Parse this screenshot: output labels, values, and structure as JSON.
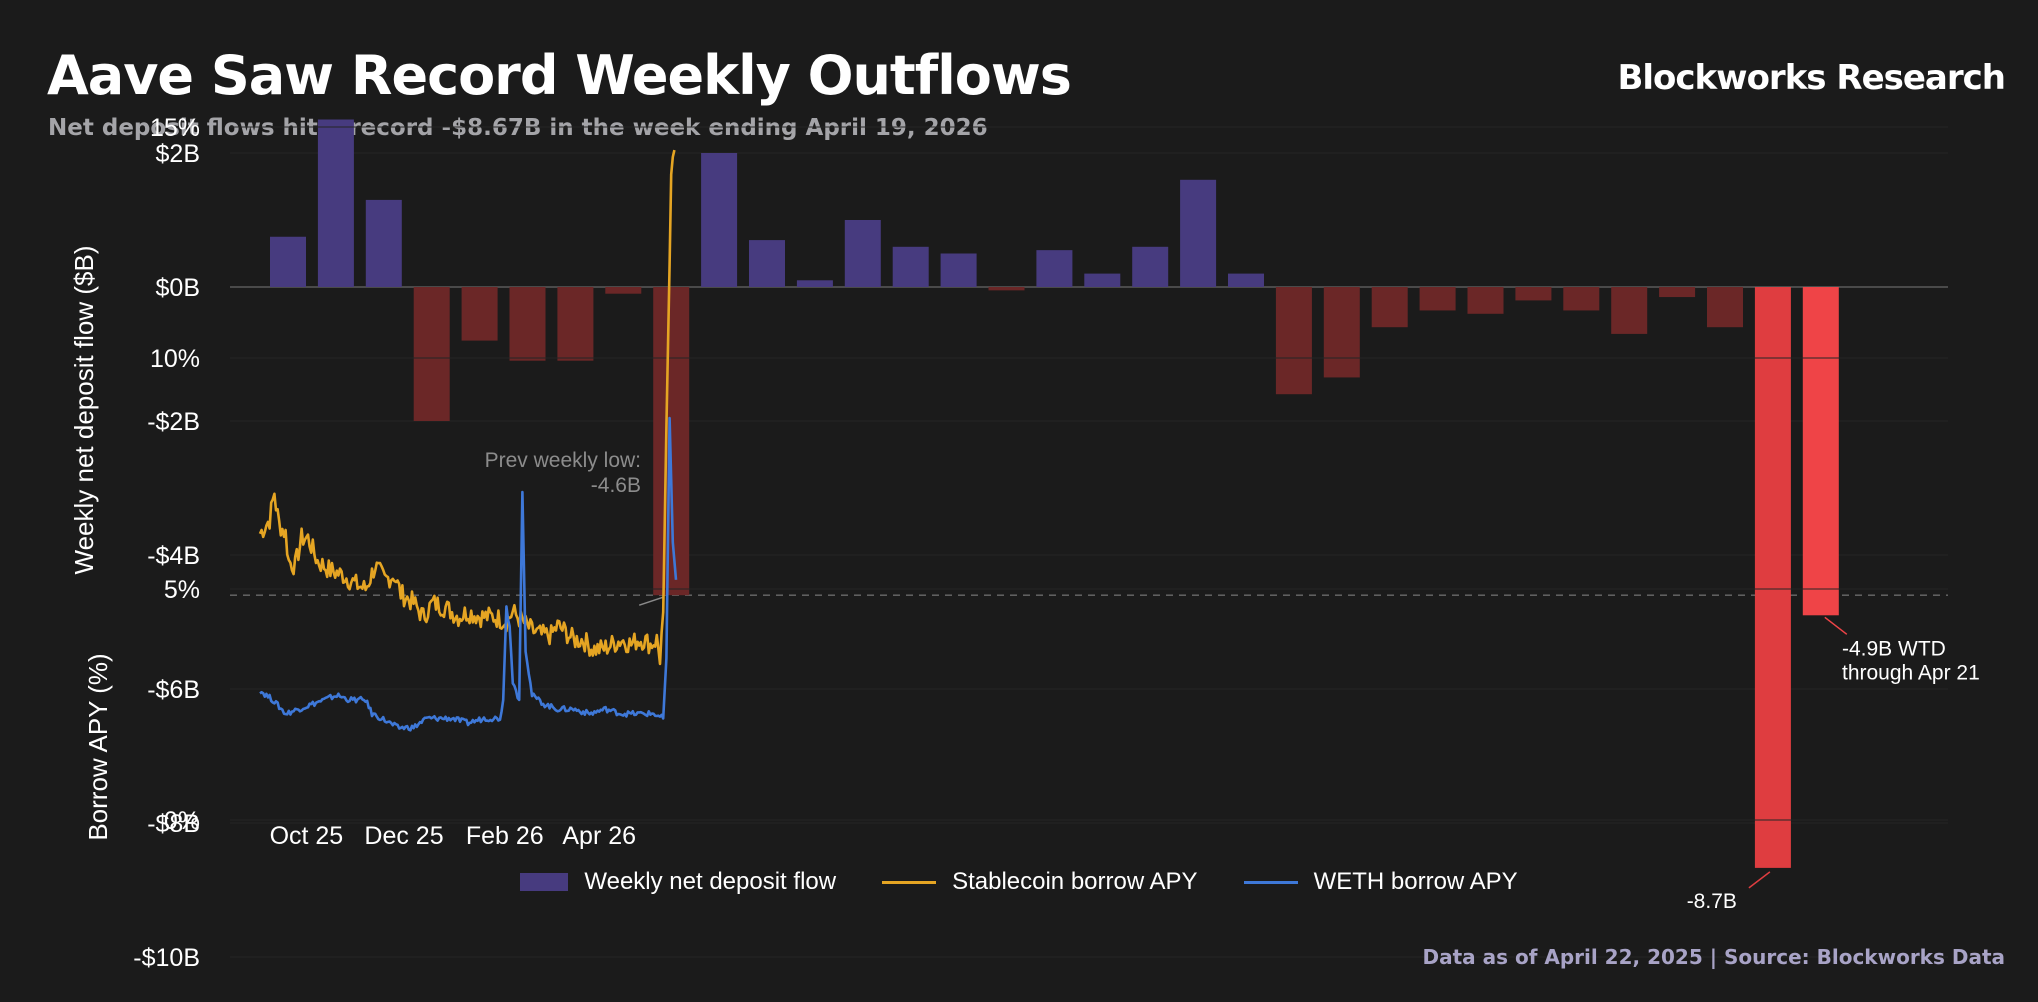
{
  "header": {
    "title": "Aave Saw Record Weekly Outflows",
    "subtitle": "Net deposit flows hit a record -$8.67B in the week ending April 19, 2026",
    "brand": "Blockworks Research"
  },
  "footer": {
    "source": "Data as of April 22, 2025 | Source: Blockworks Data"
  },
  "colors": {
    "background": "#1b1b1b",
    "positive_bar": "#473b7f",
    "negative_bar": "#6b2727",
    "record_bar": "#df3d40",
    "wtd_bar": "#ef4447",
    "stablecoin": "#e5a523",
    "weth": "#3e78d8"
  },
  "chart_data": [
    {
      "type": "bar",
      "ylabel": "Weekly net deposit flow ($B)",
      "ylim": [
        -10,
        2.5
      ],
      "yticks": [
        2,
        0,
        -2,
        -4,
        -6,
        -8,
        -10
      ],
      "ytick_labels": [
        "$2B",
        "$0B",
        "-$2B",
        "-$4B",
        "-$6B",
        "-$8B",
        "-$10B"
      ],
      "grid": true,
      "series": [
        {
          "name": "Weekly net deposit flow",
          "values": [
            0.75,
            2.5,
            1.3,
            -2.0,
            -0.8,
            -1.1,
            -1.1,
            -0.1,
            -4.6,
            2.0,
            0.7,
            0.1,
            1.0,
            0.6,
            0.5,
            -0.05,
            0.55,
            0.2,
            0.6,
            1.6,
            0.2,
            -1.6,
            -1.35,
            -0.6,
            -0.35,
            -0.4,
            -0.2,
            -0.35,
            -0.7,
            -0.15,
            -0.6,
            -8.67,
            -4.9
          ]
        }
      ],
      "reference_line": {
        "value": -4.6
      },
      "annotations": [
        {
          "text_lines": [
            "Prev weekly low:",
            "-4.6B"
          ],
          "bar_index": 8
        },
        {
          "text_lines": [
            "-8.7B"
          ],
          "bar_index": 31
        },
        {
          "text_lines": [
            "-4.9B WTD",
            "through Apr 21"
          ],
          "bar_index": 32
        }
      ]
    },
    {
      "type": "line",
      "ylabel": "Borrow APY (%)",
      "ylim": [
        0,
        16
      ],
      "yticks": [
        0,
        5,
        10,
        15
      ],
      "ytick_labels": [
        "0%",
        "5%",
        "10%",
        "15%"
      ],
      "x_range": [
        "2025-09-26",
        "2026-04-22"
      ],
      "xticks": [
        "2025-10-25",
        "2025-12-25",
        "2026-02-26",
        "2026-04-26"
      ],
      "xtick_labels": [
        "Oct 25",
        "Dec 25",
        "Feb 26",
        "Apr 26"
      ],
      "grid": true,
      "series": [
        {
          "name": "Stablecoin borrow APY",
          "points": [
            [
              0,
              6.2
            ],
            [
              6,
              6.5
            ],
            [
              9,
              7.1
            ],
            [
              10,
              6.8
            ],
            [
              12,
              6.4
            ],
            [
              16,
              6.2
            ],
            [
              18,
              5.6
            ],
            [
              22,
              5.5
            ],
            [
              26,
              6.1
            ],
            [
              30,
              6.1
            ],
            [
              36,
              5.6
            ],
            [
              44,
              5.4
            ],
            [
              52,
              5.3
            ],
            [
              60,
              5.1
            ],
            [
              66,
              5.0
            ],
            [
              72,
              5.5
            ],
            [
              78,
              5.2
            ],
            [
              84,
              5.3
            ],
            [
              88,
              4.9
            ],
            [
              96,
              4.7
            ],
            [
              102,
              4.4
            ],
            [
              108,
              4.7
            ],
            [
              116,
              4.6
            ],
            [
              124,
              4.4
            ],
            [
              130,
              4.5
            ],
            [
              138,
              4.4
            ],
            [
              146,
              4.4
            ],
            [
              154,
              4.3
            ],
            [
              158,
              4.5
            ],
            [
              164,
              4.3
            ],
            [
              170,
              4.1
            ],
            [
              176,
              4.0
            ],
            [
              182,
              4.0
            ],
            [
              186,
              4.2
            ],
            [
              190,
              4.1
            ],
            [
              196,
              3.9
            ],
            [
              202,
              3.9
            ],
            [
              208,
              3.7
            ],
            [
              214,
              3.7
            ],
            [
              220,
              3.8
            ],
            [
              226,
              3.9
            ],
            [
              232,
              3.8
            ],
            [
              236,
              3.9
            ],
            [
              240,
              3.9
            ],
            [
              244,
              3.8
            ],
            [
              248,
              3.9
            ],
            [
              250,
              3.5
            ],
            [
              252,
              4.5
            ],
            [
              254,
              8.5
            ],
            [
              257,
              13.8
            ],
            [
              259,
              14.5
            ]
          ]
        },
        {
          "name": "WETH borrow APY",
          "points": [
            [
              0,
              2.8
            ],
            [
              8,
              2.6
            ],
            [
              16,
              2.3
            ],
            [
              24,
              2.4
            ],
            [
              32,
              2.5
            ],
            [
              40,
              2.6
            ],
            [
              48,
              2.7
            ],
            [
              56,
              2.6
            ],
            [
              66,
              2.6
            ],
            [
              70,
              2.3
            ],
            [
              76,
              2.2
            ],
            [
              86,
              2.0
            ],
            [
              96,
              2.0
            ],
            [
              104,
              2.2
            ],
            [
              112,
              2.2
            ],
            [
              120,
              2.2
            ],
            [
              130,
              2.1
            ],
            [
              140,
              2.2
            ],
            [
              150,
              2.2
            ],
            [
              152,
              2.6
            ],
            [
              154,
              4.6
            ],
            [
              156,
              4.2
            ],
            [
              158,
              3.0
            ],
            [
              162,
              2.6
            ],
            [
              164,
              7.1
            ],
            [
              166,
              3.7
            ],
            [
              170,
              2.7
            ],
            [
              178,
              2.5
            ],
            [
              186,
              2.4
            ],
            [
              196,
              2.4
            ],
            [
              206,
              2.3
            ],
            [
              216,
              2.4
            ],
            [
              226,
              2.3
            ],
            [
              236,
              2.3
            ],
            [
              246,
              2.3
            ],
            [
              252,
              2.2
            ],
            [
              254,
              3.5
            ],
            [
              256,
              8.7
            ],
            [
              258,
              6.0
            ],
            [
              260,
              5.2
            ]
          ]
        }
      ]
    }
  ],
  "legend": {
    "bar_label": "Weekly net deposit flow",
    "stable_label": "Stablecoin borrow APY",
    "weth_label": "WETH borrow APY"
  }
}
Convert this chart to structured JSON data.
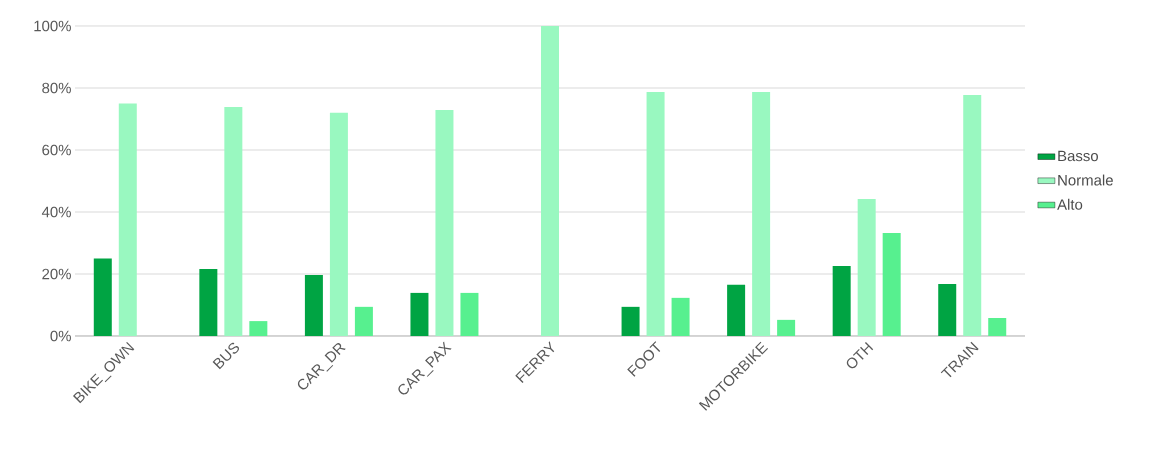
{
  "chart_data": {
    "type": "bar",
    "categories": [
      "BIKE_OWN",
      "BUS",
      "CAR_DR",
      "CAR_PAX",
      "FERRY",
      "FOOT",
      "MOTORBIKE",
      "OTH",
      "TRAIN"
    ],
    "series": [
      {
        "name": "Basso",
        "color": "#00a443",
        "values": [
          25,
          21.6,
          19.7,
          13.9,
          0,
          9.4,
          16.5,
          22.6,
          16.8
        ]
      },
      {
        "name": "Normale",
        "color": "#99f8c0",
        "values": [
          75,
          73.9,
          72,
          72.9,
          100,
          78.7,
          78.7,
          44.2,
          77.7
        ]
      },
      {
        "name": "Alto",
        "color": "#57f08f",
        "values": [
          0,
          4.8,
          9.4,
          13.9,
          0,
          12.3,
          5.2,
          33.2,
          5.8
        ]
      }
    ],
    "ylim": [
      0,
      100
    ],
    "yticks": [
      {
        "value": 0,
        "label": "0%"
      },
      {
        "value": 20,
        "label": "20%"
      },
      {
        "value": 40,
        "label": "40%"
      },
      {
        "value": 60,
        "label": "60%"
      },
      {
        "value": 80,
        "label": "80%"
      },
      {
        "value": 100,
        "label": "100%"
      }
    ],
    "grid": "y",
    "legend": "right"
  }
}
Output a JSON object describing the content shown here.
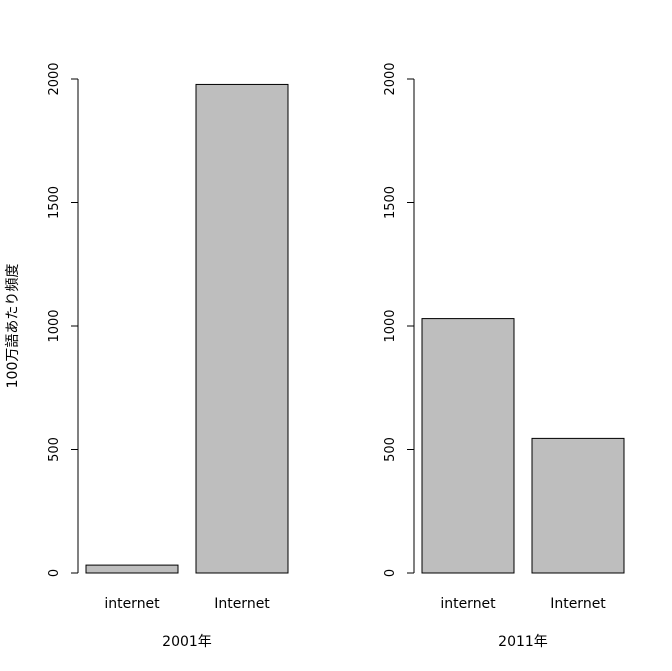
{
  "chart_data": [
    {
      "type": "bar",
      "categories": [
        "internet",
        "Internet"
      ],
      "values": [
        32,
        1978
      ],
      "xlabel": "2001年",
      "ylabel": "100万語あたり頻度",
      "ylim": [
        0,
        2000
      ],
      "yticks": [
        0,
        500,
        1000,
        1500,
        2000
      ],
      "bar_color": "#bebebe",
      "grid": false
    },
    {
      "type": "bar",
      "categories": [
        "internet",
        "Internet"
      ],
      "values": [
        1030,
        545
      ],
      "xlabel": "2011年",
      "ylabel": "",
      "ylim": [
        0,
        2000
      ],
      "yticks": [
        0,
        500,
        1000,
        1500,
        2000
      ],
      "bar_color": "#bebebe",
      "grid": false
    }
  ]
}
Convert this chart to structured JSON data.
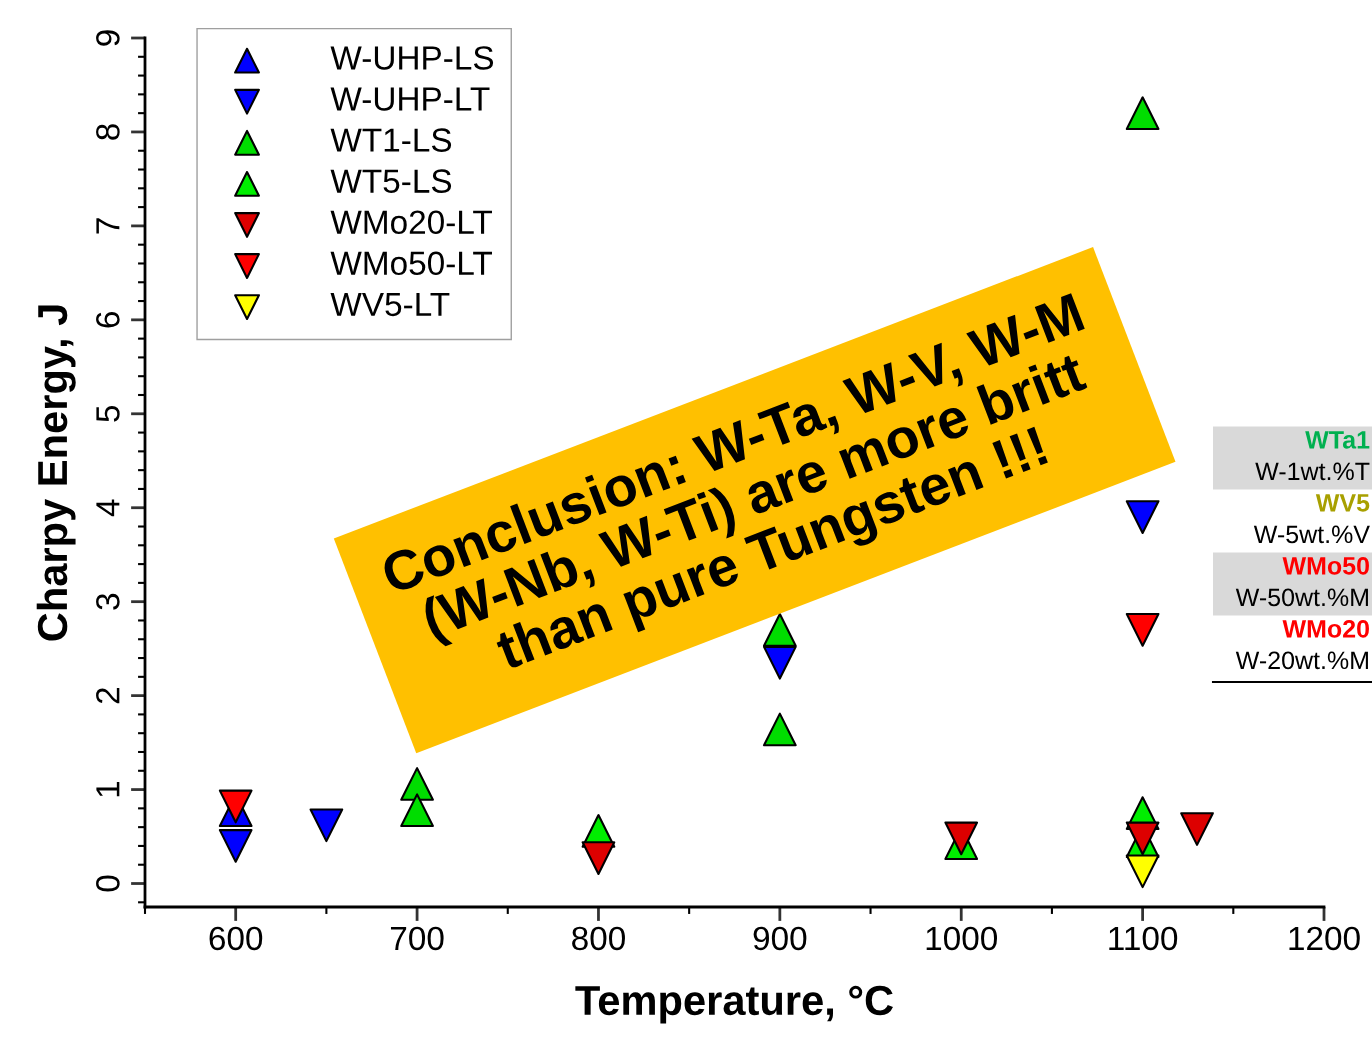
{
  "chart_data": {
    "type": "scatter",
    "xlabel": "Temperature, °C",
    "ylabel": "Charpy Energy, J",
    "xlim": [
      550,
      1200
    ],
    "xticks": [
      600,
      700,
      800,
      900,
      1000,
      1100,
      1200
    ],
    "ylim": [
      -0.25,
      9
    ],
    "yticks": [
      0,
      1,
      2,
      3,
      4,
      5,
      6,
      7,
      8,
      9
    ],
    "legend": "top left",
    "grid": false,
    "series": [
      {
        "name": "W-UHP-LS",
        "color": "#0000ff",
        "marker": "triangle",
        "x": [
          600
        ],
        "values": [
          0.78
        ]
      },
      {
        "name": "W-UHP-LT",
        "color": "#0000ff",
        "marker": "triangle-down",
        "x": [
          600,
          650,
          900,
          1100
        ],
        "values": [
          0.4,
          0.62,
          2.35,
          3.9
        ]
      },
      {
        "name": "WT1-LS",
        "color": "#00dd00",
        "marker": "triangle",
        "x": [
          700,
          700,
          900,
          900,
          1100
        ],
        "values": [
          1.06,
          0.78,
          2.7,
          1.64,
          8.2
        ]
      },
      {
        "name": "WT5-LS",
        "color": "#00ee00",
        "marker": "triangle",
        "x": [
          800,
          1000,
          1100,
          1100
        ],
        "values": [
          0.56,
          0.43,
          0.75,
          0.45
        ]
      },
      {
        "name": "WMo20-LT",
        "color": "#dd0000",
        "marker": "triangle-down",
        "x": [
          800,
          1000,
          1100,
          1130
        ],
        "values": [
          0.27,
          0.48,
          0.48,
          0.58
        ]
      },
      {
        "name": "WMo50-LT",
        "color": "#ff0000",
        "marker": "triangle-down",
        "x": [
          600,
          1100
        ],
        "values": [
          0.82,
          2.7
        ]
      },
      {
        "name": "WV5-LT",
        "color": "#ffff00",
        "marker": "triangle-down",
        "x": [
          1100
        ],
        "values": [
          0.13
        ]
      }
    ],
    "annotations": [
      "Conclusion: W-Ta, W-V, W-M\n(W-Nb, W-Ti) are more britt\nthan pure Tungsten !!!",
      "WTa1",
      "W-1wt.%T",
      "WV5",
      "W-5wt.%V",
      "WMo50",
      "W-50wt.%M",
      "WMo20",
      "W-20wt.%M"
    ]
  }
}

···

## Exercise directions:
Read through the entries and copy each line in which "deposit" appears.

## Expected answer:
    "subtitle": "Net deposit flows hit a record -$8.67B in the week ending April 19, 2026",
      "ylabel": "Weekly net deposit flow ($B)",
          "name": "Weekly net deposit flow",
    "bar_label": "Weekly net deposit flow",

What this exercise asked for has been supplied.